--- start ---

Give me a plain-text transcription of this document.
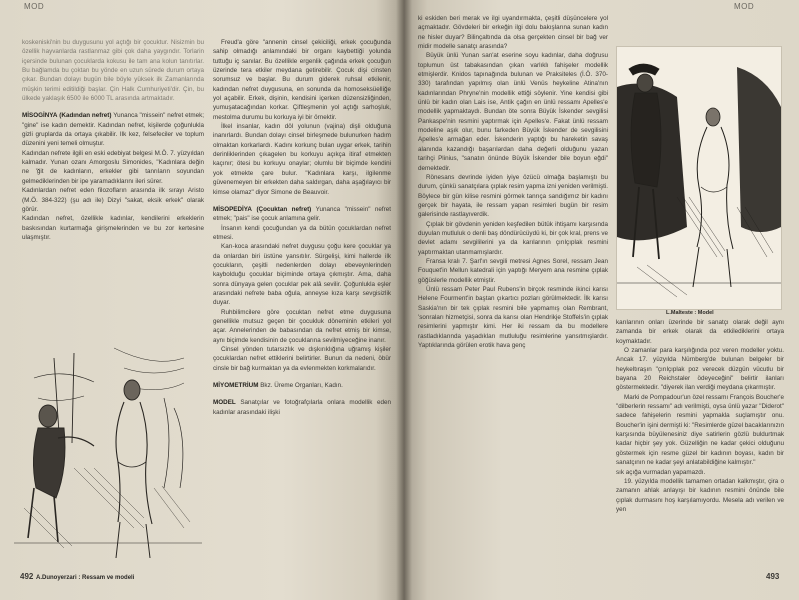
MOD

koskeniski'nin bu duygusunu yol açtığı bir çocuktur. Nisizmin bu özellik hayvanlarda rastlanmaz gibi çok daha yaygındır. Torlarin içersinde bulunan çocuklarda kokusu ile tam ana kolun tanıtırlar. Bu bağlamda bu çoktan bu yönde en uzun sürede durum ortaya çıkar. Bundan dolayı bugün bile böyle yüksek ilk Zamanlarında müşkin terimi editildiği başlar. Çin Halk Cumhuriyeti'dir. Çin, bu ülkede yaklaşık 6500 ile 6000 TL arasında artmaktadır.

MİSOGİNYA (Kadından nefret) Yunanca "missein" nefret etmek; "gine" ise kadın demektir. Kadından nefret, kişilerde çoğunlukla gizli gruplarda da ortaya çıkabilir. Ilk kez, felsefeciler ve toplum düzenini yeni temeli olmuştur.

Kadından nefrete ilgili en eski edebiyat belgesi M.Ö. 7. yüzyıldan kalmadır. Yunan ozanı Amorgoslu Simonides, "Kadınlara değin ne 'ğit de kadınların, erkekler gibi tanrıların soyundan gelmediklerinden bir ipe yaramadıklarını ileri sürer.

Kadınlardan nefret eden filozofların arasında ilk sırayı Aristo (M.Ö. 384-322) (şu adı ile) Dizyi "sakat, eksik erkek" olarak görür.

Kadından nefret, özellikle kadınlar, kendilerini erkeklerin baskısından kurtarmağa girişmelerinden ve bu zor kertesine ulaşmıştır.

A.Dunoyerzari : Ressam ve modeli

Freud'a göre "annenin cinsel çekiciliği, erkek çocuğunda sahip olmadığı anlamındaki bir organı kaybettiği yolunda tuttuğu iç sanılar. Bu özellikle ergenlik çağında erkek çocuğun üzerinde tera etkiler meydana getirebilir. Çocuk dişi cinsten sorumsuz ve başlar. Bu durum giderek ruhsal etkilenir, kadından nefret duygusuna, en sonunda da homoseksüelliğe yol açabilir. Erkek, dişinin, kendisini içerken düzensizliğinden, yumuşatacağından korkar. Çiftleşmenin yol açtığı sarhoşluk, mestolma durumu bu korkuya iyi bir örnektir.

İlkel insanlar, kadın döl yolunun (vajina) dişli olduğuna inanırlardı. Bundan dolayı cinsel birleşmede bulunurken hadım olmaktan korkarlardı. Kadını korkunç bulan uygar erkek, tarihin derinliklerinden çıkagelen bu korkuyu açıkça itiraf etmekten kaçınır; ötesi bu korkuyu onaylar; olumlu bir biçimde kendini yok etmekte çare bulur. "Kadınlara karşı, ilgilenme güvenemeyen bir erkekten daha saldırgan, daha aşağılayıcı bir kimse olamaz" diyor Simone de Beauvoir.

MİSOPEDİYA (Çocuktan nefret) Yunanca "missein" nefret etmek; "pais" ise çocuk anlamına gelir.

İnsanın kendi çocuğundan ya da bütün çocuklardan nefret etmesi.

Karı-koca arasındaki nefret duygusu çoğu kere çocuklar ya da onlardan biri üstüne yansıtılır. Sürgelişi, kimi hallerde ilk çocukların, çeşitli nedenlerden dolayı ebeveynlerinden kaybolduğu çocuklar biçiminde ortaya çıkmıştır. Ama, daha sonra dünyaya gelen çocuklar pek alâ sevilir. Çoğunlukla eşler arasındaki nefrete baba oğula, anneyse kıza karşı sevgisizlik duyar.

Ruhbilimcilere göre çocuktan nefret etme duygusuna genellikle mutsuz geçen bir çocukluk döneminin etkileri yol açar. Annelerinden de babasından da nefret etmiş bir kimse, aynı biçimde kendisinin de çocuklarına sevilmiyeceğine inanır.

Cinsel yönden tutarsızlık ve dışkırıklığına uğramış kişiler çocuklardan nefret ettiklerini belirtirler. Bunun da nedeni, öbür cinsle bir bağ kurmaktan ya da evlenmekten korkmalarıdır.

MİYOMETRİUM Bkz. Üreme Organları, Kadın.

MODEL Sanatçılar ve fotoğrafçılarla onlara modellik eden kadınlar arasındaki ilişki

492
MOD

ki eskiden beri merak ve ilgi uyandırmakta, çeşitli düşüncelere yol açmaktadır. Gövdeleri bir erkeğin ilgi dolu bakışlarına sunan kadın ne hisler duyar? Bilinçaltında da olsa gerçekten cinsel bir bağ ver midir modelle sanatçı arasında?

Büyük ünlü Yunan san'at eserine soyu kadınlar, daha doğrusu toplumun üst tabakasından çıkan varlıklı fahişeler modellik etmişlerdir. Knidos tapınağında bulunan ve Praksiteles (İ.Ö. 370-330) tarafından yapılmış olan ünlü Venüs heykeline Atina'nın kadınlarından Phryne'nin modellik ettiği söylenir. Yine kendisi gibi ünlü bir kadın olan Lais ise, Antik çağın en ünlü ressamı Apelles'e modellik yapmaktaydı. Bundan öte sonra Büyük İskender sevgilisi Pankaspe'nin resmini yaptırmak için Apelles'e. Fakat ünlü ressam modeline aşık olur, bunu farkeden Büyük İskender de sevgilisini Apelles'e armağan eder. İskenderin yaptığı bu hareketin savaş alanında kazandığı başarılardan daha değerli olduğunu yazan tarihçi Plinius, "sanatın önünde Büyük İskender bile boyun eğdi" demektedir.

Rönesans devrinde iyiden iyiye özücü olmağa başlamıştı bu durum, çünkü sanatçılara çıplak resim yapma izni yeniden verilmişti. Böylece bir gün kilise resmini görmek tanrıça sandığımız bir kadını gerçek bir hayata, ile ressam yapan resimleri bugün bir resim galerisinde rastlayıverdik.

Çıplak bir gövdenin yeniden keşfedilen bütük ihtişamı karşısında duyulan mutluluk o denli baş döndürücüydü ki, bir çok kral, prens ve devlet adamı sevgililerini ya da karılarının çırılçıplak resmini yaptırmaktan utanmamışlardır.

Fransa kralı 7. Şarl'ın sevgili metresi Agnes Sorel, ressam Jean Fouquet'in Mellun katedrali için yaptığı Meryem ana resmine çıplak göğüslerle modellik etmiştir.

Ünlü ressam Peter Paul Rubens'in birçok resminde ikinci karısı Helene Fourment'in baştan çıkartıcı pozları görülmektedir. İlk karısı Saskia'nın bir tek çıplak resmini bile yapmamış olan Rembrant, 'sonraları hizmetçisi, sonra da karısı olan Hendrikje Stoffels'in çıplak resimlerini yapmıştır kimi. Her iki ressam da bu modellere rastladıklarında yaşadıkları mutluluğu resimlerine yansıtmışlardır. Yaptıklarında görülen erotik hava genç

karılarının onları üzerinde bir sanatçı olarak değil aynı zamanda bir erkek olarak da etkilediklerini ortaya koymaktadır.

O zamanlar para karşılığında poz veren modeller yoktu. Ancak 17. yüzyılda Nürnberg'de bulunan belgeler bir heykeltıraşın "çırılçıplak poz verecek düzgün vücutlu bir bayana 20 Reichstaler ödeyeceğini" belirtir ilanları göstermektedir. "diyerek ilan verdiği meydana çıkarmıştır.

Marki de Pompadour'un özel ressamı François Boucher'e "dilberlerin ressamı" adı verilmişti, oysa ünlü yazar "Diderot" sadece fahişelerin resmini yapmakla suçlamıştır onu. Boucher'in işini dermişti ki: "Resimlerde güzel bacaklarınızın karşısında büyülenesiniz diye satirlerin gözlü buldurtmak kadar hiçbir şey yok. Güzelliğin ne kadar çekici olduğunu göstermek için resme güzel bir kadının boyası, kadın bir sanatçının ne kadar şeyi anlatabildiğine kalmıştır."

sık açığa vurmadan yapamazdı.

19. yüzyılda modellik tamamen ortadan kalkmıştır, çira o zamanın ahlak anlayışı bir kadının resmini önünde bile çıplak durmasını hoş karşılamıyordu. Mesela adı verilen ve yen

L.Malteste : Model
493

--- end ---
--- start ---

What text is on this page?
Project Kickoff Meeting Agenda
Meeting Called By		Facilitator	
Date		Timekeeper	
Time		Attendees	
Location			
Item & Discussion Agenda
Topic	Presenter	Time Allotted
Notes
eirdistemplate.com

--- end ---

* PROBLEM TO WORK ON
Choose all lines containing the string "olduğunu" and copy them out.

* EXERCISE OUTPUT
Büyük ünlü Yunan san'at eserine soyu kadınlar, daha doğrusu toplumun üst tabakasından çıkan varlıklı fahişeler modellik etmişlerdir. Knidos tapınağında bulunan ve Praksiteles (İ.Ö. 370-330) tarafından yapılmış olan ünlü Venüs heykeline Atina'nın kadınlarından Phryne'nin modellik ettiği söylenir. Yine kendisi gibi ünlü bir kadın olan Lais ise, Antik çağın en ünlü ressamı Apelles'e modellik yapmaktaydı. Bundan öte sonra Büyük İskender sevgilisi Pankaspe'nin resmini yaptırmak için Apelles'e. Fakat ünlü ressam modeline aşık olur, bunu farkeden Büyük İskender de sevgilisini Apelles'e armağan eder. İskenderin yaptığı bu hareketin savaş alanında kazandığı başarılardan daha değerli olduğunu yazan tarihçi Plinius, "sanatın önünde Büyük İskender bile boyun eğdi" demektedir.
Marki de Pompadour'un özel ressamı François Boucher'e "dilberlerin ressamı" adı verilmişti, oysa ünlü yazar "Diderot" sadece fahişelerin resmini yapmakla suçlamıştır onu. Boucher'in işini dermişti ki: "Resimlerde güzel bacaklarınızın karşısında büyülenesiniz diye satirlerin gözlü buldurtmak kadar hiçbir şey yok. Güzelliğin ne kadar çekici olduğunu göstermek için resme güzel bir kadının boyası, kadın bir sanatçının ne kadar şeyi anlatabildiğine kalmıştır."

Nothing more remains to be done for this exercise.